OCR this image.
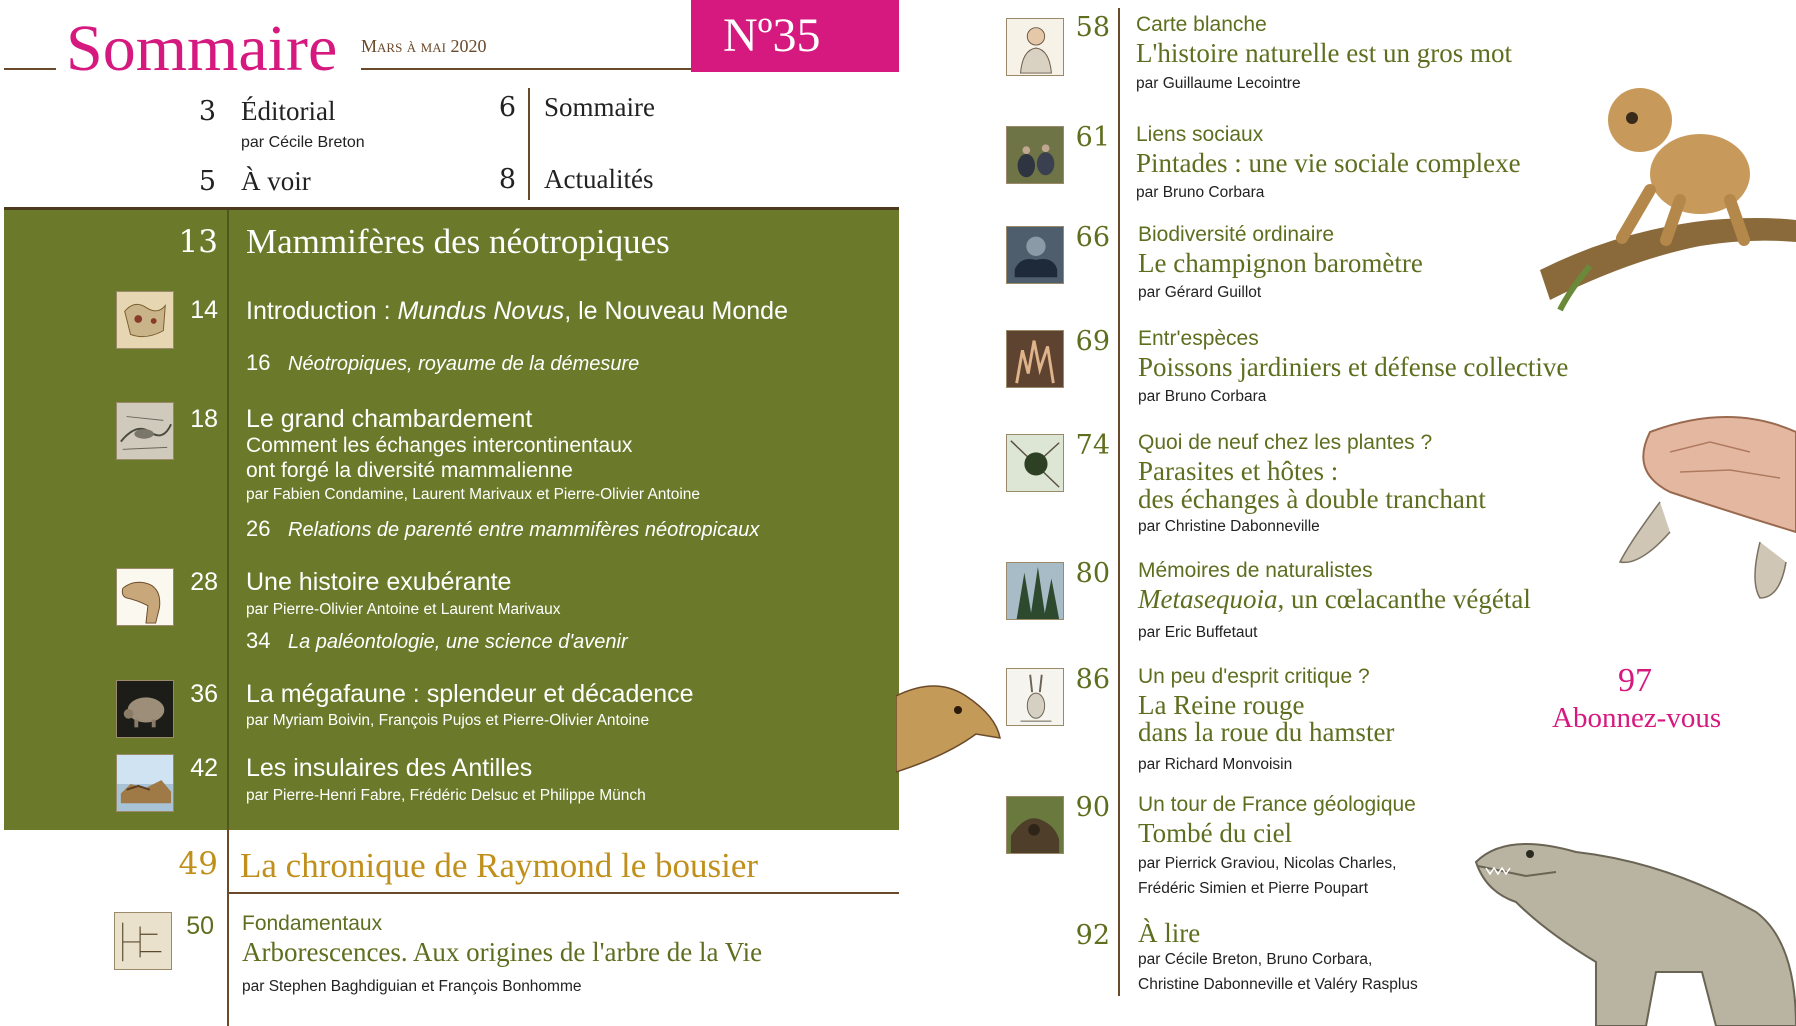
Sommaire Mars à mai 2020	Nº35
3 Éditorial
par Cécile Breton
5 À voir
6 Sommaire
8 Actualités
13 Mammifères des néotropiques
14 Introduction : Mundus Novus, le Nouveau Monde
16 Néotropiques, royaume de la démesure
18 Le grand chambardement
Comment les échanges intercontinentaux
ont forgé la diversité mammalienne
par Fabien Condamine, Laurent Marivaux et Pierre-Olivier Antoine
26 Relations de parenté entre mammifères néotropicaux
28 Une histoire exubérante
par Pierre-Olivier Antoine et Laurent Marivaux
34 La paléontologie, une science d'avenir
36 La mégafaune : splendeur et décadence
par Myriam Boivin, François Pujos et Pierre-Olivier Antoine
42 Les insulaires des Antilles
par Pierre-Henri Fabre, Frédéric Delsuc et Philippe Münch
49 La chronique de Raymond le bousier
50 Fondamentaux
Arborescences. Aux origines de l'arbre de la Vie
par Stephen Baghdiguian et François Bonhomme
58 Carte blanche
L'histoire naturelle est un gros mot
par Guillaume Lecointre
61 Liens sociaux
Pintades : une vie sociale complexe
par Bruno Corbara
66 Biodiversité ordinaire
Le champignon baromètre
par Gérard Guillot
69 Entr'espèces
Poissons jardiniers et défense collective
par Bruno Corbara
74 Quoi de neuf chez les plantes ?
Parasites et hôtes :
des échanges à double tranchant
par Christine Dabonneville
80 Mémoires de naturalistes
Metasequoia, un cœlacanthe végétal
par Eric Buffetaut
86 Un peu d'esprit critique ?
La Reine rouge
dans la roue du hamster
par Richard Monvoisin
97
Abonnez-vous
90 Un tour de France géologique
Tombé du ciel
par Pierrick Graviou, Nicolas Charles,
Frédéric Simien et Pierre Poupart
92 À lire
par Cécile Breton, Bruno Corbara,
Christine Dabonneville et Valéry Rasplus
^^^^^^^^
◆ **What to produce**
Ignore the images and quote every line of the listing exactly.

◆ **Solution to this problem**
OCR this image.
Sommaire Mars à mai 2020	Nº35
3 Éditorial
par Cécile Breton
5 À voir
6 Sommaire
8 Actualités
13 Mammifères des néotropiques
14 Introduction : Mundus Novus, le Nouveau Monde
16 Néotropiques, royaume de la démesure
18 Le grand chambardement
Comment les échanges intercontinentaux
ont forgé la diversité mammalienne
par Fabien Condamine, Laurent Marivaux et Pierre-Olivier Antoine
26 Relations de parenté entre mammifères néotropicaux
28 Une histoire exubérante
par Pierre-Olivier Antoine et Laurent Marivaux
34 La paléontologie, une science d'avenir
36 La mégafaune : splendeur et décadence
par Myriam Boivin, François Pujos et Pierre-Olivier Antoine
42 Les insulaires des Antilles
par Pierre-Henri Fabre, Frédéric Delsuc et Philippe Münch
49 La chronique de Raymond le bousier
50 Fondamentaux
Arborescences. Aux origines de l'arbre de la Vie
par Stephen Baghdiguian et François Bonhomme
58 Carte blanche
L'histoire naturelle est un gros mot
par Guillaume Lecointre
61 Liens sociaux
Pintades : une vie sociale complexe
par Bruno Corbara
66 Biodiversité ordinaire
Le champignon baromètre
par Gérard Guillot
69 Entr'espèces
Poissons jardiniers et défense collective
par Bruno Corbara
74 Quoi de neuf chez les plantes ?
Parasites et hôtes :
des échanges à double tranchant
par Christine Dabonneville
80 Mémoires de naturalistes
Metasequoia, un cœlacanthe végétal
par Eric Buffetaut
86 Un peu d'esprit critique ?
La Reine rouge
dans la roue du hamster
par Richard Monvoisin
97
Abonnez-vous
90 Un tour de France géologique
Tombé du ciel
par Pierrick Graviou, Nicolas Charles,
Frédéric Simien et Pierre Poupart
92 À lire
par Cécile Breton, Bruno Corbara,
Christine Dabonneville et Valéry Rasplus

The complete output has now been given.